PROBLEM TO SOLVE –
Only lines holding the string "Излагаются" are wanted; copy each one from the material.

DATA SECTION –
_ _ _ _ _ _ _
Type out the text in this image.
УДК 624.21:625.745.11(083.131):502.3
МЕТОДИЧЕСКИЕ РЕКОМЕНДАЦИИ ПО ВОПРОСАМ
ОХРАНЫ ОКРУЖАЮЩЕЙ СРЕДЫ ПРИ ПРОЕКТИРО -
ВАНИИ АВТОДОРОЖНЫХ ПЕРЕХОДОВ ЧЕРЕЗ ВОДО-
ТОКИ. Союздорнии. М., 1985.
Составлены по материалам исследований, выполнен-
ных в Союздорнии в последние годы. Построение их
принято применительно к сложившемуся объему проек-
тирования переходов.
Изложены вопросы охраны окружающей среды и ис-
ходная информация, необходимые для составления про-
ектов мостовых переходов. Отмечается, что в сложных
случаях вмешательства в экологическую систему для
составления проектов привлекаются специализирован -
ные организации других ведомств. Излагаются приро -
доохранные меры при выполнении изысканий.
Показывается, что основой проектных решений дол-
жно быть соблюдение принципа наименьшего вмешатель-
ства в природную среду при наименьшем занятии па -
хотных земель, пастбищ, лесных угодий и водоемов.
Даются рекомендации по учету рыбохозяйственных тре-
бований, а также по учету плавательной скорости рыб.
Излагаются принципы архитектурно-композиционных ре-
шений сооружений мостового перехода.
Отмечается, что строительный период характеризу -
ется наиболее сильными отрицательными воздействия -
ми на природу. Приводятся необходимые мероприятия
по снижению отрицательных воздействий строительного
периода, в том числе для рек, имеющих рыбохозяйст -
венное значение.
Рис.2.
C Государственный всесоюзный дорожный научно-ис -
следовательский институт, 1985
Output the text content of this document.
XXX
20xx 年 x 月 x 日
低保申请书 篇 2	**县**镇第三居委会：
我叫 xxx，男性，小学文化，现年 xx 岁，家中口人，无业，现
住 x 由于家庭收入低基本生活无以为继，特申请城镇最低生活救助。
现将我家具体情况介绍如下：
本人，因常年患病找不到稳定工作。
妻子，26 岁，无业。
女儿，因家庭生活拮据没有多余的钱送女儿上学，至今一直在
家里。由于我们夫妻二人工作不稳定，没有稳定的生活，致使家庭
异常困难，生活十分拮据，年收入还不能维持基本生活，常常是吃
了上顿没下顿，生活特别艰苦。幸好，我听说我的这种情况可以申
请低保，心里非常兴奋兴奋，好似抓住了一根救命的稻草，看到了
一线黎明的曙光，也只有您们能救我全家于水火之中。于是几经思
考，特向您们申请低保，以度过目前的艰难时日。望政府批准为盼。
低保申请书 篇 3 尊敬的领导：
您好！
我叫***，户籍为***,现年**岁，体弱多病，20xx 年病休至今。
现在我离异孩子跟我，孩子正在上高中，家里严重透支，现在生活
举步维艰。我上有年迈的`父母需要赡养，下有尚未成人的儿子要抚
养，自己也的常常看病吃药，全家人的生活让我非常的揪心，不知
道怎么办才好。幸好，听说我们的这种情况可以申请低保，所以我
_ _ _ _ _ _ _
TASK RESPONSE –
ные организации других ведомств. Излагаются приро -
Излагаются принципы архитектурно-композиционных ре-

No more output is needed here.